» **PROBLEM TO WORK ON**
Reply with nothing but the number of lines in the data below where the word "cells" occurs.

» **THE RECORDS**
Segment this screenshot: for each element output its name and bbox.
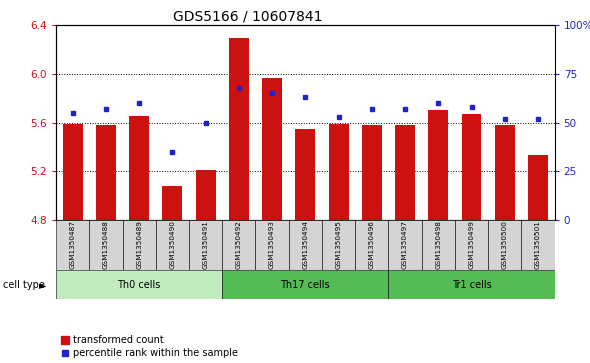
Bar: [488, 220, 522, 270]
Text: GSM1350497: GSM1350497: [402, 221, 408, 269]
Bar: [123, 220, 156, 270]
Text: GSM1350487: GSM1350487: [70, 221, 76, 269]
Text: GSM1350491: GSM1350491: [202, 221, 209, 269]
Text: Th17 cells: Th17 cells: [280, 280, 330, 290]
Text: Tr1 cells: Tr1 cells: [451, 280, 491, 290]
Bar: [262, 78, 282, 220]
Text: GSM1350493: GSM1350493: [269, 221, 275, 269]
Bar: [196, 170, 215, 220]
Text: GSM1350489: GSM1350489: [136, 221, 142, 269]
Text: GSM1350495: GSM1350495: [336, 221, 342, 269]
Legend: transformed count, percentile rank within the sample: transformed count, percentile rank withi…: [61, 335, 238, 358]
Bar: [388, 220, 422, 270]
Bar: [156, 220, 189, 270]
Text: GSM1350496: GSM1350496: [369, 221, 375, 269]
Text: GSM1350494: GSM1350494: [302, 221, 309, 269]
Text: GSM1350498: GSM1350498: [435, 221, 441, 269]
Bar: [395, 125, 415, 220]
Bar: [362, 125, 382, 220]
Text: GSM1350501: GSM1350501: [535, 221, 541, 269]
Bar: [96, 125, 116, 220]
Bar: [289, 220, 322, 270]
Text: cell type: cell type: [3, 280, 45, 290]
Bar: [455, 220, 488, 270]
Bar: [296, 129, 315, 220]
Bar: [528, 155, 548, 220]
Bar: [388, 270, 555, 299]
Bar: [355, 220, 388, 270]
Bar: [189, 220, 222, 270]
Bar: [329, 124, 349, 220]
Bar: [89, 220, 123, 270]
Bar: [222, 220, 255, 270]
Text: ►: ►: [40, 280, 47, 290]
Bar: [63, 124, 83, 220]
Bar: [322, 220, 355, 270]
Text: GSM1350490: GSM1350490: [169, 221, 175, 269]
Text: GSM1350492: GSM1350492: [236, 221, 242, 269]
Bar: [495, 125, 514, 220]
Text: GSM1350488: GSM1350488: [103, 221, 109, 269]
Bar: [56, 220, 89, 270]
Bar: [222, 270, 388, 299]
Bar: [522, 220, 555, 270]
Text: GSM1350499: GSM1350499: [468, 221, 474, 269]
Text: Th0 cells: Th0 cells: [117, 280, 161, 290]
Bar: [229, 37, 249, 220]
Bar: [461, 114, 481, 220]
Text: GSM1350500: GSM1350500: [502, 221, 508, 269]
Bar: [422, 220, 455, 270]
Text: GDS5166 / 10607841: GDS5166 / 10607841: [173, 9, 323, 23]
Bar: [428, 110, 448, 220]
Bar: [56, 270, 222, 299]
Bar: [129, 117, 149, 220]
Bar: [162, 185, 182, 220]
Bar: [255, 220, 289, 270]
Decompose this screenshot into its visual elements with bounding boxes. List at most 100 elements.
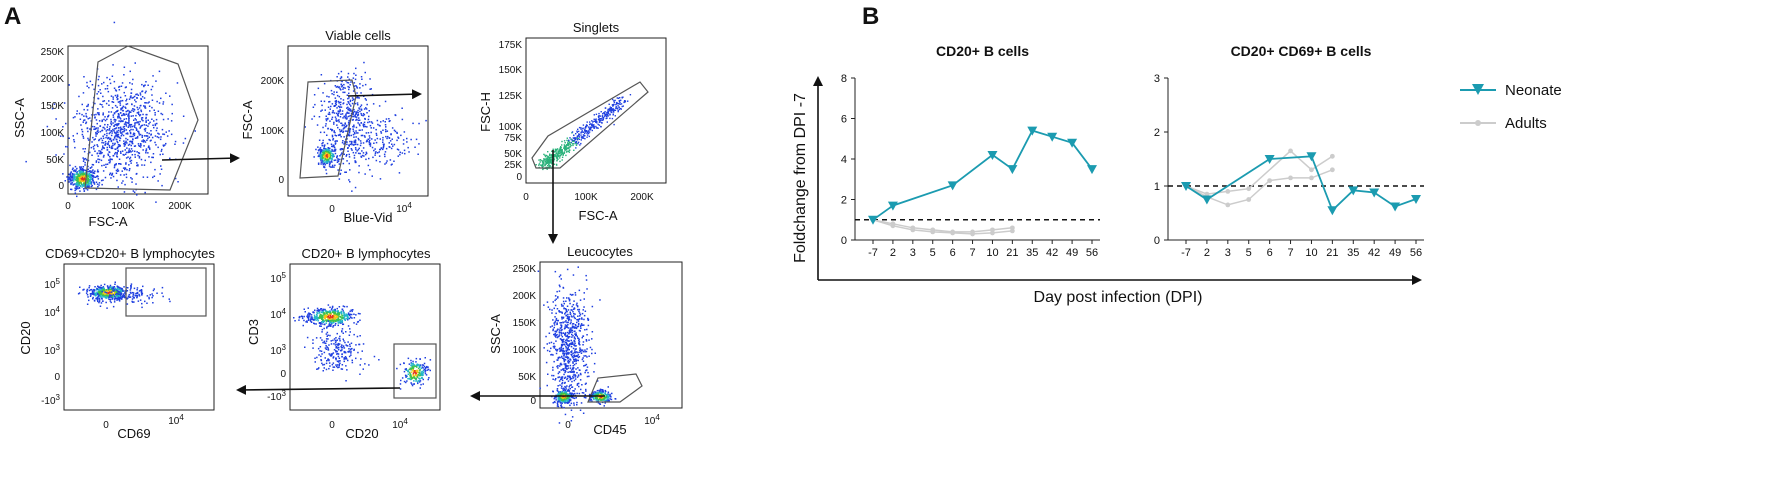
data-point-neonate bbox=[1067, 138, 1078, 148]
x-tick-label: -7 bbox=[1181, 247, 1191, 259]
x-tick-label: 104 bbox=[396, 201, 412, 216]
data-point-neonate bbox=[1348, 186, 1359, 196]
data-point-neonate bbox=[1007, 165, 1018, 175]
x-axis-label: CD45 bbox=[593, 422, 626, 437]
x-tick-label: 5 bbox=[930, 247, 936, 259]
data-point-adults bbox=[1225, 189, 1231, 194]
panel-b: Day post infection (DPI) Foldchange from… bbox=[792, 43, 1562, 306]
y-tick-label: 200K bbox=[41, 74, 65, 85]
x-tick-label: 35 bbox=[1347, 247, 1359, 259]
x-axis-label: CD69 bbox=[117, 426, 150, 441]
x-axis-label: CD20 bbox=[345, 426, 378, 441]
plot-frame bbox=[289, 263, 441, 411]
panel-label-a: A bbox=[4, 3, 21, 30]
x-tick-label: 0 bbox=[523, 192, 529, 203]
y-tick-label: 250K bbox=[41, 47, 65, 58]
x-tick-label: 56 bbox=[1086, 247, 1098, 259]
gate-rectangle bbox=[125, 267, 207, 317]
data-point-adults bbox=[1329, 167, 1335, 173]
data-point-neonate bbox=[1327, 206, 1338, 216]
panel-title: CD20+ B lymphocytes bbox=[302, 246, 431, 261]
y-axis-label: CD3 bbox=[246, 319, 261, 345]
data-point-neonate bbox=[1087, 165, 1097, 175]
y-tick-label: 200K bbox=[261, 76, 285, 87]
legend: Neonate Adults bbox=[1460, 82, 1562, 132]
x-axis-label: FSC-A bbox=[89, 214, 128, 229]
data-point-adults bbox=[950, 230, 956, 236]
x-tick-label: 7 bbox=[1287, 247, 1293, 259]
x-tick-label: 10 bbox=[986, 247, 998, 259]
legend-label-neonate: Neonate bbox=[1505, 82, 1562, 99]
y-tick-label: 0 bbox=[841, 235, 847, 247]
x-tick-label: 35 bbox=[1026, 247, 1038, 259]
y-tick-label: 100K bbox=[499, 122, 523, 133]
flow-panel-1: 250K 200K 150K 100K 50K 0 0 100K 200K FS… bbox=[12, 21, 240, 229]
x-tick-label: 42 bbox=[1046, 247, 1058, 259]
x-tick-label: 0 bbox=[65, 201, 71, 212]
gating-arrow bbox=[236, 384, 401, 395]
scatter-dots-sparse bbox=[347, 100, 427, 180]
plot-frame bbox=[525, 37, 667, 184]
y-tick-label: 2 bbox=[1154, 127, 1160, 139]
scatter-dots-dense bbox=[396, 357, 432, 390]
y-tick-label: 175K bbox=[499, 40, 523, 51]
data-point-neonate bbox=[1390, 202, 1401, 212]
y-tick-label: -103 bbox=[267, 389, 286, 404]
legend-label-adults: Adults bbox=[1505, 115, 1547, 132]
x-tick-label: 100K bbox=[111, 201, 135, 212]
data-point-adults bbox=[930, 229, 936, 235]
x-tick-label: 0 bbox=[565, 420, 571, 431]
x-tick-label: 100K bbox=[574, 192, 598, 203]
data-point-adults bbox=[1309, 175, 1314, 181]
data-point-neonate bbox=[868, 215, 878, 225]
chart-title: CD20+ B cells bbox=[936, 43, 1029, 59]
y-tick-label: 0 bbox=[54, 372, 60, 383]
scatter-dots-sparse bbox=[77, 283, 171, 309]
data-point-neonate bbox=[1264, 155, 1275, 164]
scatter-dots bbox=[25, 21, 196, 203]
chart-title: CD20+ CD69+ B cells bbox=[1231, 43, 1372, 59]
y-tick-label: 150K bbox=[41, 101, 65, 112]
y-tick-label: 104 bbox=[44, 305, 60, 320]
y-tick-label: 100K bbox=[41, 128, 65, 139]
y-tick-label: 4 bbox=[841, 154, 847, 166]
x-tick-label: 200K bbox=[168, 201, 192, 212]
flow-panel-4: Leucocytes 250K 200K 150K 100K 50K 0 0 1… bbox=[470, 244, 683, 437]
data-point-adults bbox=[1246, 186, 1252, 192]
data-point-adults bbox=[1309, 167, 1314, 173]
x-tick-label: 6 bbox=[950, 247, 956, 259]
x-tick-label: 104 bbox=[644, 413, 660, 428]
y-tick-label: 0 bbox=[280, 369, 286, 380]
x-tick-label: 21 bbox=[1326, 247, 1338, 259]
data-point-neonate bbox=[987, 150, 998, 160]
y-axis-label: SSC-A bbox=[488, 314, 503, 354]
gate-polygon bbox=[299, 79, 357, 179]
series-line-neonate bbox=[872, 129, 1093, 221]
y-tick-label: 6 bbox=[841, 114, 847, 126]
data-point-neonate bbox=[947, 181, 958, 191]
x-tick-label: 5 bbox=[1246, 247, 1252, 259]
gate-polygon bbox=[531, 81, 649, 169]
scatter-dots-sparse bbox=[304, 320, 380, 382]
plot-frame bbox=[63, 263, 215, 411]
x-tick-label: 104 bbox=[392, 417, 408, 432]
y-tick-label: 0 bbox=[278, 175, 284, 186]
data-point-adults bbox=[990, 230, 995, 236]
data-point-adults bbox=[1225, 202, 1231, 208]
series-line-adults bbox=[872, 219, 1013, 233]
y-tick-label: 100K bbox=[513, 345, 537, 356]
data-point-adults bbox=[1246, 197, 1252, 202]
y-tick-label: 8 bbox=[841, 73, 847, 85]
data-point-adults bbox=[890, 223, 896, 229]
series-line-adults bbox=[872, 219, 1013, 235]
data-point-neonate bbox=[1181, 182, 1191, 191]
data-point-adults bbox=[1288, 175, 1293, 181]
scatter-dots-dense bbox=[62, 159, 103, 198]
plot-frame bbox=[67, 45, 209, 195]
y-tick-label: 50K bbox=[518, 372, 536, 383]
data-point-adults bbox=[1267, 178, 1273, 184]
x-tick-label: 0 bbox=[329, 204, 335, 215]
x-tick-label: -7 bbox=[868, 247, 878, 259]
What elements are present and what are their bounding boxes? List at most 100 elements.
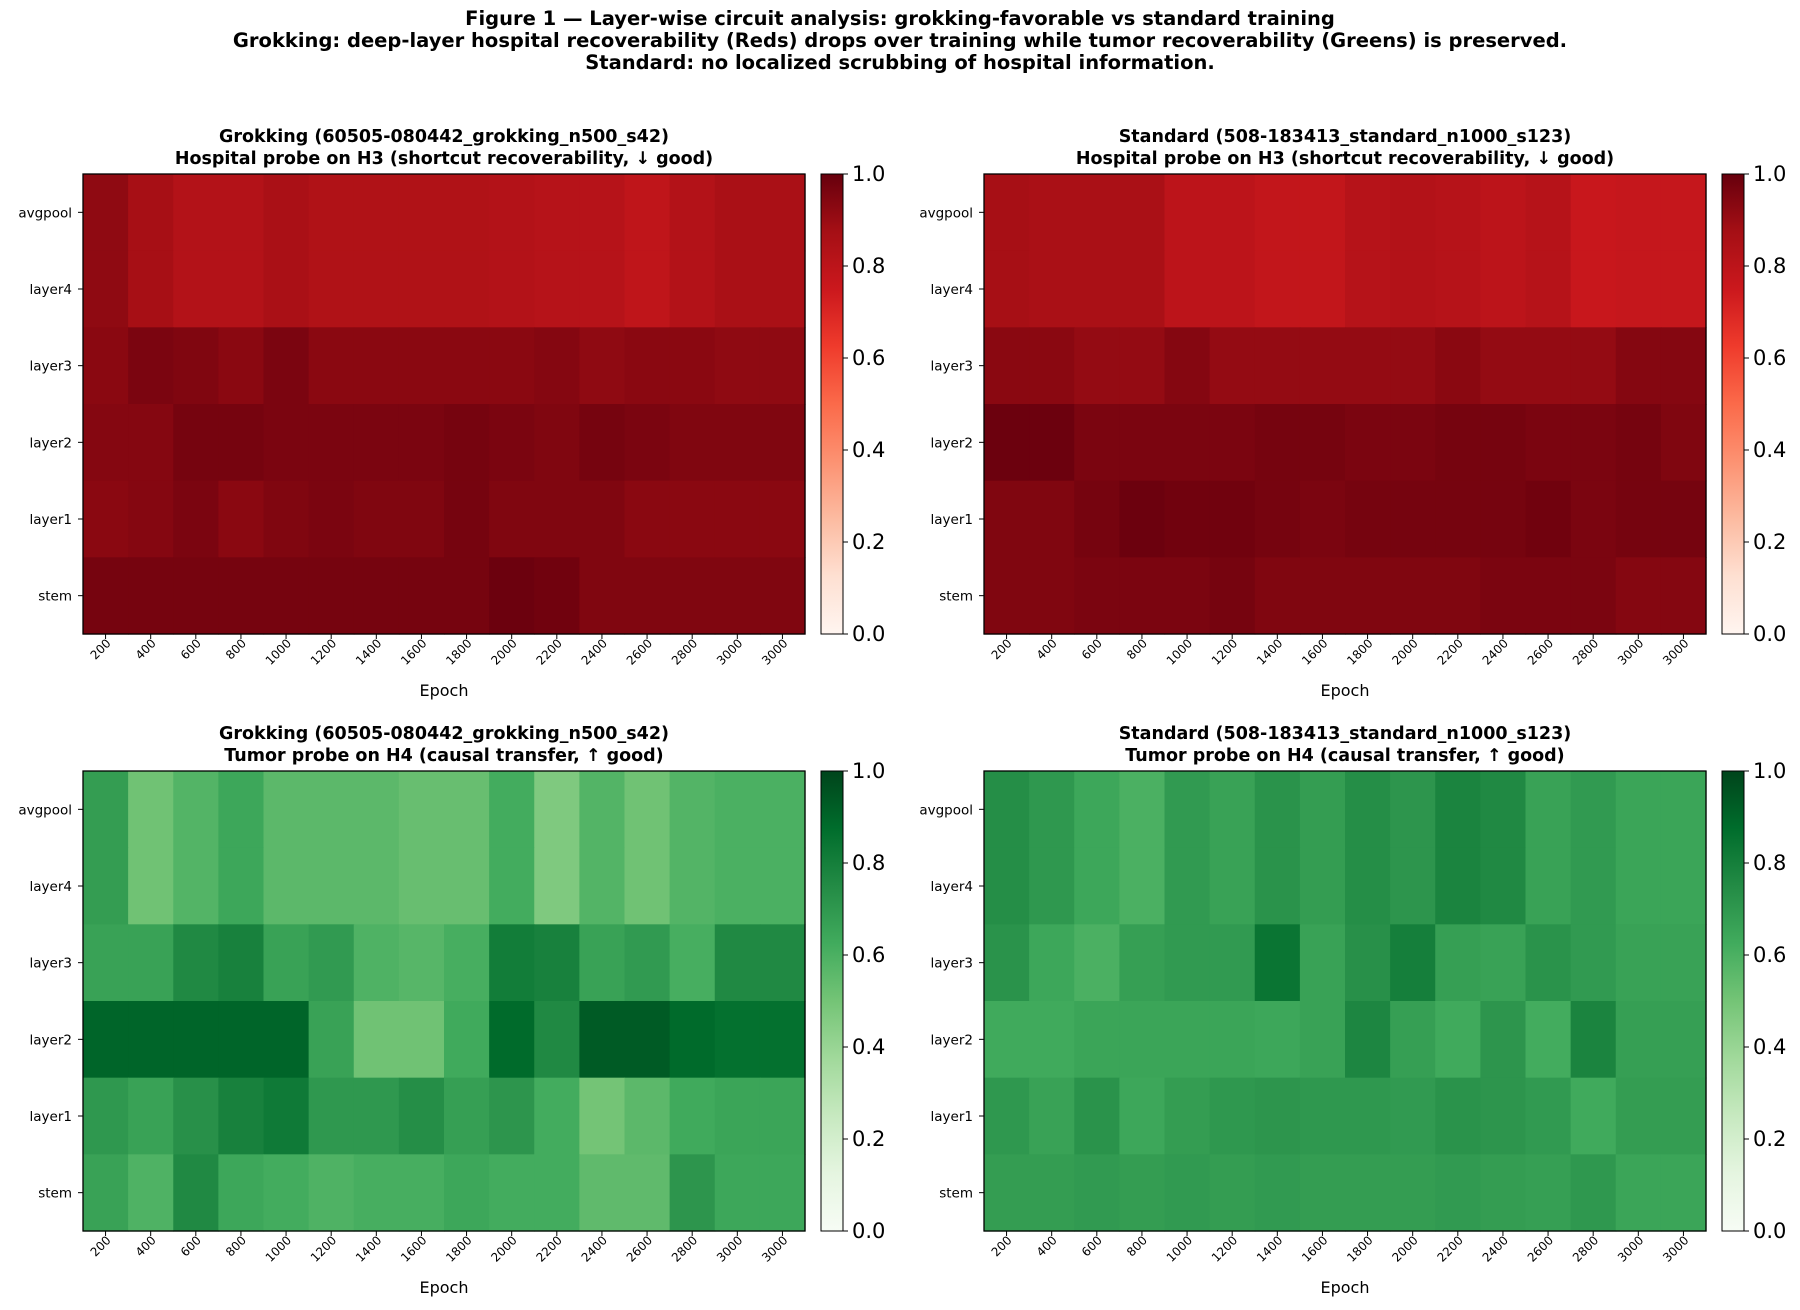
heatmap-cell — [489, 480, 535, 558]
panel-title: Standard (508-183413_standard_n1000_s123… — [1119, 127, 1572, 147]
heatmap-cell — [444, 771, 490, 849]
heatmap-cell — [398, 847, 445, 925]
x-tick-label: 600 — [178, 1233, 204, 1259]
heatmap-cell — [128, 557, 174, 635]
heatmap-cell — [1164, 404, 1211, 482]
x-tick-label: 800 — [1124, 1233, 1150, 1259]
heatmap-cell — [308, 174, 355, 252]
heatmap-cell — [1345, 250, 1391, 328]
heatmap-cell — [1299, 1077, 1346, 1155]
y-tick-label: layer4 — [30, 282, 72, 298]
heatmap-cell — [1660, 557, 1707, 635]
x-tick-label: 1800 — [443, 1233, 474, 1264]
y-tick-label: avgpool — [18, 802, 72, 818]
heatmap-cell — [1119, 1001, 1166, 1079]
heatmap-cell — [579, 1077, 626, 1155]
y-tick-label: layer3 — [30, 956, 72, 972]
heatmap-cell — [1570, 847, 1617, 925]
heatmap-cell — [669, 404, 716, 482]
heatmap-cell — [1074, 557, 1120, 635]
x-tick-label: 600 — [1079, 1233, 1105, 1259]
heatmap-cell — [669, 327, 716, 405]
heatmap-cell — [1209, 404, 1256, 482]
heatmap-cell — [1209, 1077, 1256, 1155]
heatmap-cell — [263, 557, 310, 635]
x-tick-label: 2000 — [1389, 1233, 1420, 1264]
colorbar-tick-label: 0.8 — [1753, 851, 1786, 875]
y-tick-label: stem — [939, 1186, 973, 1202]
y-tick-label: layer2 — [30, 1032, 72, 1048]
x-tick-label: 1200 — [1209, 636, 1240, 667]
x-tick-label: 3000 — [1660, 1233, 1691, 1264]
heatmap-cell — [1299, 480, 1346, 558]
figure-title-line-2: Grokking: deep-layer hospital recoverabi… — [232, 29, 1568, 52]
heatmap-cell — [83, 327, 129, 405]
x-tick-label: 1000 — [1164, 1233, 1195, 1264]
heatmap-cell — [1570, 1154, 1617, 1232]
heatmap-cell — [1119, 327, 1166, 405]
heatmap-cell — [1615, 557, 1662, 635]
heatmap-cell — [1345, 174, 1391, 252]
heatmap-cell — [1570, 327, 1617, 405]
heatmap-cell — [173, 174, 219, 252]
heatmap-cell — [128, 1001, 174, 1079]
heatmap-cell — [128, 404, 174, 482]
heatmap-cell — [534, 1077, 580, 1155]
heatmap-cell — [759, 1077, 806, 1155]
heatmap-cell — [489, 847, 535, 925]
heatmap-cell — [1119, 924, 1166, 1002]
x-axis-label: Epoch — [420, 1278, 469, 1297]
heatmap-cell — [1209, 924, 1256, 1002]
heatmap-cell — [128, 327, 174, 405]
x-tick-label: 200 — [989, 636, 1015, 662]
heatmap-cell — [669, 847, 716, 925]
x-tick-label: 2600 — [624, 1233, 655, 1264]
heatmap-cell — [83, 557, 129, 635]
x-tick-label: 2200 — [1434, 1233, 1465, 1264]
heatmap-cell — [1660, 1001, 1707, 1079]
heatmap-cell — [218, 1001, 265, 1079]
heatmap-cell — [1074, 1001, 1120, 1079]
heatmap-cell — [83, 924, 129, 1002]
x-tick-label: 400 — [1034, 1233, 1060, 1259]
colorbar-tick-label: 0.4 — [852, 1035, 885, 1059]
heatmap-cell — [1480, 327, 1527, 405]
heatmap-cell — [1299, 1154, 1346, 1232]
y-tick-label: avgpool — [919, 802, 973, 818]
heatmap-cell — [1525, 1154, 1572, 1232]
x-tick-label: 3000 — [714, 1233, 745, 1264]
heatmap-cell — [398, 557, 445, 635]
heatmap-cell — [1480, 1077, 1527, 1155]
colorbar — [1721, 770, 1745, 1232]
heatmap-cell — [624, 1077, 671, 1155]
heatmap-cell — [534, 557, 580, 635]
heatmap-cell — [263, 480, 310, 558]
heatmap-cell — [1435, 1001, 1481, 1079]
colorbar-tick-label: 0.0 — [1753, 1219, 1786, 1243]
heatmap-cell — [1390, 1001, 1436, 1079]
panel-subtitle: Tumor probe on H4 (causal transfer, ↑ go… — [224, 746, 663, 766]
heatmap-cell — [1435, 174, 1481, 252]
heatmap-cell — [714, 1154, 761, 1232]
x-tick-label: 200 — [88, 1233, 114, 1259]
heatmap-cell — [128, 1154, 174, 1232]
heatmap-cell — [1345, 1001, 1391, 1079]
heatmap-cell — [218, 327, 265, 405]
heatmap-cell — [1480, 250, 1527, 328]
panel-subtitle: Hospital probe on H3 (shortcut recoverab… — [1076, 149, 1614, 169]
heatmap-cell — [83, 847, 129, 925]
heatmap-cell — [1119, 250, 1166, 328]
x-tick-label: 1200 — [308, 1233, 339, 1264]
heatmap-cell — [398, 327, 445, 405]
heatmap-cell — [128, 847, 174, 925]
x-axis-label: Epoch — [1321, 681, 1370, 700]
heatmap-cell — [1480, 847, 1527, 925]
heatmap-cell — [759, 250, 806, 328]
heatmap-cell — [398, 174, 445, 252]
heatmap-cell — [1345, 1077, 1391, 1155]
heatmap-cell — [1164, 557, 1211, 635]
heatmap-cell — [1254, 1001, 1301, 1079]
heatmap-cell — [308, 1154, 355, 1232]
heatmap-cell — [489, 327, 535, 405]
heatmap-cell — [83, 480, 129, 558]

» **THE ANSWER**
5